_Instructions for the task_
In the listing below, find every line containing "cdot" and copy it out.

▽

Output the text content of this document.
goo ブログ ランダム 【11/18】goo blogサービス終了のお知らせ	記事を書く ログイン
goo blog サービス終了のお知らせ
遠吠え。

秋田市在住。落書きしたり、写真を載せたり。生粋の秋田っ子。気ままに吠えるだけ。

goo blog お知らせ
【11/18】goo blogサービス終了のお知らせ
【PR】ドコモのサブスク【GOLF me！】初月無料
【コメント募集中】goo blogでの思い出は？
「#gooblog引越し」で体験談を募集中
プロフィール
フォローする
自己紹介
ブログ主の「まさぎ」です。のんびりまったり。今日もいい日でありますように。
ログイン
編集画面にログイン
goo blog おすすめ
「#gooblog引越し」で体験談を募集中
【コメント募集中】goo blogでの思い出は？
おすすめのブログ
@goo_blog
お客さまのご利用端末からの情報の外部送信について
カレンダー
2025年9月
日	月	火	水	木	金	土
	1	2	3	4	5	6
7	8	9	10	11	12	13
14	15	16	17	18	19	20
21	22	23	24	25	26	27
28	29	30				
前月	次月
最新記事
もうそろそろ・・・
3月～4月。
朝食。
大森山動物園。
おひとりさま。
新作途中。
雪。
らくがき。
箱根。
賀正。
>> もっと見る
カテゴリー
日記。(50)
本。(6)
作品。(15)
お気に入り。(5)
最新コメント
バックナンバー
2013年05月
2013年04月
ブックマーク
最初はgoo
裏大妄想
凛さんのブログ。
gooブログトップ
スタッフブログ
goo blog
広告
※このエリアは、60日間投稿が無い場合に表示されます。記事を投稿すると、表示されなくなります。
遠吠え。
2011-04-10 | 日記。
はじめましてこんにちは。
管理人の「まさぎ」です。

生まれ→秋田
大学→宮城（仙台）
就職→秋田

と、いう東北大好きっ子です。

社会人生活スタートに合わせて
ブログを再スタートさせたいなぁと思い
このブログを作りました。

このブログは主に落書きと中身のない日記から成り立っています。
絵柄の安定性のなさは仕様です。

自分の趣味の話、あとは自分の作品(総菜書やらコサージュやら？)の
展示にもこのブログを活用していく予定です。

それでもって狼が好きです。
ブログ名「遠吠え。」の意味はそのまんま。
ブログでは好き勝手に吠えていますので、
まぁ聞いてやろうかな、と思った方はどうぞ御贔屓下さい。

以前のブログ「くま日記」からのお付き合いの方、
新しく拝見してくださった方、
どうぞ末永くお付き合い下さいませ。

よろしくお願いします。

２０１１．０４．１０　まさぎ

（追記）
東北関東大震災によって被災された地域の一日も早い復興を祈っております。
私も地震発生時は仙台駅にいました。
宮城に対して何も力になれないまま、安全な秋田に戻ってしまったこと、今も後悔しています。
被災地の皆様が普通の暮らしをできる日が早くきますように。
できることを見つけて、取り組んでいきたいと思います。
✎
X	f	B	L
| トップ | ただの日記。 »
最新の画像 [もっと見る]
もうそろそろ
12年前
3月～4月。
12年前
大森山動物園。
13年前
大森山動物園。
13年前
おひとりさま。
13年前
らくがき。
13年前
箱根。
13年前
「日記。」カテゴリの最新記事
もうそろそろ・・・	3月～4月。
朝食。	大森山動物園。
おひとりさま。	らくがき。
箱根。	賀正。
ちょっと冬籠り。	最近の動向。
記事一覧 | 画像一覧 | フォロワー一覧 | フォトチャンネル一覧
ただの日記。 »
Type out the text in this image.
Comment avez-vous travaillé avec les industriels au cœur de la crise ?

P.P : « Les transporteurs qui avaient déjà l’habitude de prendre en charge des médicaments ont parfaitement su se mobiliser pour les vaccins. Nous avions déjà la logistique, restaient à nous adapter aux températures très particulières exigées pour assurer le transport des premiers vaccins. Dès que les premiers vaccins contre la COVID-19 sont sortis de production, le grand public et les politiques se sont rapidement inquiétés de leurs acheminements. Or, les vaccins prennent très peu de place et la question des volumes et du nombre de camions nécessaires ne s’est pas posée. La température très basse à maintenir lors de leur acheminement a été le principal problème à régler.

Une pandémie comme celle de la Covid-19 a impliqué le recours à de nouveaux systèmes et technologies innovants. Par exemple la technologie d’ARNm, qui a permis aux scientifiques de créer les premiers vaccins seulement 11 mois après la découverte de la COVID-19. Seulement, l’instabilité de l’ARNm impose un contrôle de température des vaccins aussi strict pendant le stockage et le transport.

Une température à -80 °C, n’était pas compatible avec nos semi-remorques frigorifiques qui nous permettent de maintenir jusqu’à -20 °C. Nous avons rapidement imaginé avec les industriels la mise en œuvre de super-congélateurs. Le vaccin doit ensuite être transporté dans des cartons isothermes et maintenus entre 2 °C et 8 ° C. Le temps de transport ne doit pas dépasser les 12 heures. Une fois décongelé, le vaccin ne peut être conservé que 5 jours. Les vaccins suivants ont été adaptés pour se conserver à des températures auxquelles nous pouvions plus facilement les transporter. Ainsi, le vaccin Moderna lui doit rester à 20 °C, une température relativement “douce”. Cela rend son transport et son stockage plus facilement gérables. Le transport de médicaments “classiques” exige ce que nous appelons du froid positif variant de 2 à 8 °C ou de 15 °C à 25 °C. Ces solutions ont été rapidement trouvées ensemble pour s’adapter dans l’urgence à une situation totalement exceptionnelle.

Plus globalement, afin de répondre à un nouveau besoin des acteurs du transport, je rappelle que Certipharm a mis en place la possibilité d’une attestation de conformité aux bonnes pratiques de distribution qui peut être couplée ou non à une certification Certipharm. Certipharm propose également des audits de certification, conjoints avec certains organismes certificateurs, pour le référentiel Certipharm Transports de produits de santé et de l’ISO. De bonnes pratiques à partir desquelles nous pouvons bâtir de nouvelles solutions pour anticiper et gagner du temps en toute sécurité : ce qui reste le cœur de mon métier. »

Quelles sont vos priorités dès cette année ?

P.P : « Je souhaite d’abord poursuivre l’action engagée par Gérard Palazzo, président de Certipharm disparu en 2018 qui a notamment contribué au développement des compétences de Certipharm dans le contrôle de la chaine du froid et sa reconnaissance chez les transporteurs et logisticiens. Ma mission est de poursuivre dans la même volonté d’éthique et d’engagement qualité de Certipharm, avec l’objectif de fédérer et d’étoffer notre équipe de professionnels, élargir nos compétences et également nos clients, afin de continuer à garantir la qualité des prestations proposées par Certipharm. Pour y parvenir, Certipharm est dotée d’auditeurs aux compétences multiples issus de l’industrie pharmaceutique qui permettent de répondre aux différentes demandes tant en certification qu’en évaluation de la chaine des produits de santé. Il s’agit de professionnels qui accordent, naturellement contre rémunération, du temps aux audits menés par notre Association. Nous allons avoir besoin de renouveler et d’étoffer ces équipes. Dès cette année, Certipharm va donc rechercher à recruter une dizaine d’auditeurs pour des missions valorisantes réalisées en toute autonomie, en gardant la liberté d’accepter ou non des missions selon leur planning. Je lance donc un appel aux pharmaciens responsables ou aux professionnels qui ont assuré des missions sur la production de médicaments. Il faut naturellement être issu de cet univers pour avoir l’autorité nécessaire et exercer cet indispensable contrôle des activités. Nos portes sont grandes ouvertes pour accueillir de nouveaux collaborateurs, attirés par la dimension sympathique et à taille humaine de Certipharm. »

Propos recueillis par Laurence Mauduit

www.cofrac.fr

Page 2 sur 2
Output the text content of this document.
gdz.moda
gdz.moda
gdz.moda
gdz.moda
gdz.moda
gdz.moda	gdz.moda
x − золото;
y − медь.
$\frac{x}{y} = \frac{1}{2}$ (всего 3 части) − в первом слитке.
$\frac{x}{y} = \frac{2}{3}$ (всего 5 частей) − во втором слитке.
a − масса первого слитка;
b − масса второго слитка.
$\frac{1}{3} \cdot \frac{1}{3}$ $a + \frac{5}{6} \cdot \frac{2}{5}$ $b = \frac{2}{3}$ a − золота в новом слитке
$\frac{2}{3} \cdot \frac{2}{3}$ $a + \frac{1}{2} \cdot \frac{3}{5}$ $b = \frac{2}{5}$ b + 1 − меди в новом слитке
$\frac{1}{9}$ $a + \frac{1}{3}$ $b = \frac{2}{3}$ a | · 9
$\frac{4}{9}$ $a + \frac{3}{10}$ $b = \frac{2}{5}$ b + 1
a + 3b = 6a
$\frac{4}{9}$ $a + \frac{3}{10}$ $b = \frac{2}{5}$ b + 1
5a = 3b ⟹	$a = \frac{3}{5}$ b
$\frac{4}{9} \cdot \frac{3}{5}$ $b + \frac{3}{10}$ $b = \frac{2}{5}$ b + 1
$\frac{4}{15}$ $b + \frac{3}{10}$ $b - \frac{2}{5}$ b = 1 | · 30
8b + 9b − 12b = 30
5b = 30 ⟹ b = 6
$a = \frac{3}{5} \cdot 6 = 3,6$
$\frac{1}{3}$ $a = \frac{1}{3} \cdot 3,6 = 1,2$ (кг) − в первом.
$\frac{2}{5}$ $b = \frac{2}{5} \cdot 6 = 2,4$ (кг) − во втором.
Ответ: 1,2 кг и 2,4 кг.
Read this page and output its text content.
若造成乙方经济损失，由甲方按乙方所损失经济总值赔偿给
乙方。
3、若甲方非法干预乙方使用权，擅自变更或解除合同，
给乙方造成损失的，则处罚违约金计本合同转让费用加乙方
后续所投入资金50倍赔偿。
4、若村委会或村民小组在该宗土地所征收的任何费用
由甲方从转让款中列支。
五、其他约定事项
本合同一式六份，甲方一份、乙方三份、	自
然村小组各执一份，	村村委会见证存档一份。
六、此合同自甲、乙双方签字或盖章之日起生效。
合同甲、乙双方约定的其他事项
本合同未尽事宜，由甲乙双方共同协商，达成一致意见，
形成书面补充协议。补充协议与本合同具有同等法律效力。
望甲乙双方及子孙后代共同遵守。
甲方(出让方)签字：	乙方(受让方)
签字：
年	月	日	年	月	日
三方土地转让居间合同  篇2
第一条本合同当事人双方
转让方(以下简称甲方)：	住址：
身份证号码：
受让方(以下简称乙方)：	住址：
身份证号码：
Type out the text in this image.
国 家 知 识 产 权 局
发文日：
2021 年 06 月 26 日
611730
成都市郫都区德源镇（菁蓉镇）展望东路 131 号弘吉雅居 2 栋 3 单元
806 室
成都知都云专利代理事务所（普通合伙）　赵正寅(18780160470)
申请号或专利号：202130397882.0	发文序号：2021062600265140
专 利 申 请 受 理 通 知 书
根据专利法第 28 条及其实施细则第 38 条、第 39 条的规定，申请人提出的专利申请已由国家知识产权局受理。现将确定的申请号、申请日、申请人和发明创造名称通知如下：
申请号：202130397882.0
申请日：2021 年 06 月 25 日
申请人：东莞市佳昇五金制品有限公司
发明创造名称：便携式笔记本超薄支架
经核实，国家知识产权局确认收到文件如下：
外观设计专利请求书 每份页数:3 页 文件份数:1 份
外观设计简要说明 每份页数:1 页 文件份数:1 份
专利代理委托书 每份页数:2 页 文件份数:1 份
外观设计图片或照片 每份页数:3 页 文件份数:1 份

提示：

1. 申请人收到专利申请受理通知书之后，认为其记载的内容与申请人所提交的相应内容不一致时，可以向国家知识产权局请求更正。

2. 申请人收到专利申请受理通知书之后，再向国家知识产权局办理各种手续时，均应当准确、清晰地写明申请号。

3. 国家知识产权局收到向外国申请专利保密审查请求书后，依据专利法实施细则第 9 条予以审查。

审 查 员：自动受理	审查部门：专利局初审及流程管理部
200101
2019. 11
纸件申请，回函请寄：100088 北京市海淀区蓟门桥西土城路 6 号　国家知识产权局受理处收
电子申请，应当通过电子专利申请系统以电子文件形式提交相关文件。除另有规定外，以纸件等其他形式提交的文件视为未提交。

△

_Solution to this exercise_
$\frac{1}{3} \cdot \frac{1}{3}$ $a + \frac{5}{6} \cdot \frac{2}{5}$ $b = \frac{2}{3}$ a − золота в новом слитке
$\frac{2}{3} \cdot \frac{2}{3}$ $a + \frac{1}{2} \cdot \frac{3}{5}$ $b = \frac{2}{5}$ b + 1 − меди в новом слитке
$\frac{4}{9} \cdot \frac{3}{5}$ $b + \frac{3}{10}$ $b = \frac{2}{5}$ b + 1
$a = \frac{3}{5} \cdot 6 = 3,6$
$\frac{1}{3}$ $a = \frac{1}{3} \cdot 3,6 = 1,2$ (кг) − в первом.
$\frac{2}{5}$ $b = \frac{2}{5} \cdot 6 = 2,4$ (кг) − во втором.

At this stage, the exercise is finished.